» **STATED EXERCISE**
Your task is to gather the lines below that hold the string "Dividend".

Stored entries
········

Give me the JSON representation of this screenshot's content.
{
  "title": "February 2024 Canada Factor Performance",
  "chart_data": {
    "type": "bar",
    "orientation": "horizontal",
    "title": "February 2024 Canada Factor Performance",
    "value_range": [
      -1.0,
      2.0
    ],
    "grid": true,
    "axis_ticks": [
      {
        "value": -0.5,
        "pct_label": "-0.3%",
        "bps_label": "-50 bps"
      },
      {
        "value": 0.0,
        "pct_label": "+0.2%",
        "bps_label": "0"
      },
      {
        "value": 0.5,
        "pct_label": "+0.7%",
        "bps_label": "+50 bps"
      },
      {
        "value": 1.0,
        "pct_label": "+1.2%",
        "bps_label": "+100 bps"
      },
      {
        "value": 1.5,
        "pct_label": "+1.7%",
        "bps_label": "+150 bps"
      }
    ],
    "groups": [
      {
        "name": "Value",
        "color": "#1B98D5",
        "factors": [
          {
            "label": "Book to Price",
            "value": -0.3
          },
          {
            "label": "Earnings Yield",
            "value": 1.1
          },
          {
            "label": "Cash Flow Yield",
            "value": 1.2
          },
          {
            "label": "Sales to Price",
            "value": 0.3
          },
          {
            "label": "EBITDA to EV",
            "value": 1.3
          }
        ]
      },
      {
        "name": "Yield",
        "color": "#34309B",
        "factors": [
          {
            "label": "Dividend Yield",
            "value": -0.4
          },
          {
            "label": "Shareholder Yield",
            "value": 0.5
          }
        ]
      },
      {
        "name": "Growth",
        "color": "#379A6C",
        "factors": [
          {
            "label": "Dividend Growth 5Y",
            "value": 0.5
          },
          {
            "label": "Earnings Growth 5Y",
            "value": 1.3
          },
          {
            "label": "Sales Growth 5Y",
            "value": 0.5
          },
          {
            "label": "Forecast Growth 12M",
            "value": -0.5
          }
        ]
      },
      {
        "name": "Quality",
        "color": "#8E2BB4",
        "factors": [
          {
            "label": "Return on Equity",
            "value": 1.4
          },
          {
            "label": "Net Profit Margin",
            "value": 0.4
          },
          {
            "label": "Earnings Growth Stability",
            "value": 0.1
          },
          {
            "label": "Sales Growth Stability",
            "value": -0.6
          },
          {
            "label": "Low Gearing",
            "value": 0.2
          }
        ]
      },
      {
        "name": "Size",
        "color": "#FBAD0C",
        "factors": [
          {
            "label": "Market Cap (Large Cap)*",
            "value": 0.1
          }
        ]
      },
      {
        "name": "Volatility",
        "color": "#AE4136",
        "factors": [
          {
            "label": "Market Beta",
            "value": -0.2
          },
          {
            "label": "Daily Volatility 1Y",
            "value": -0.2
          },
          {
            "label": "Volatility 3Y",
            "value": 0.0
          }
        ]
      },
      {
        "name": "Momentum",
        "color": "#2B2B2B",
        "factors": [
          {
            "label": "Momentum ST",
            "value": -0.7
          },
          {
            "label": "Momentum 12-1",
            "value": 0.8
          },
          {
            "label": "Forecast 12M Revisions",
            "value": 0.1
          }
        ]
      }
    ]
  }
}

········

» **TASK SOLUTION**
            "label": "Dividend Yield",
            "label": "Dividend Growth 5Y",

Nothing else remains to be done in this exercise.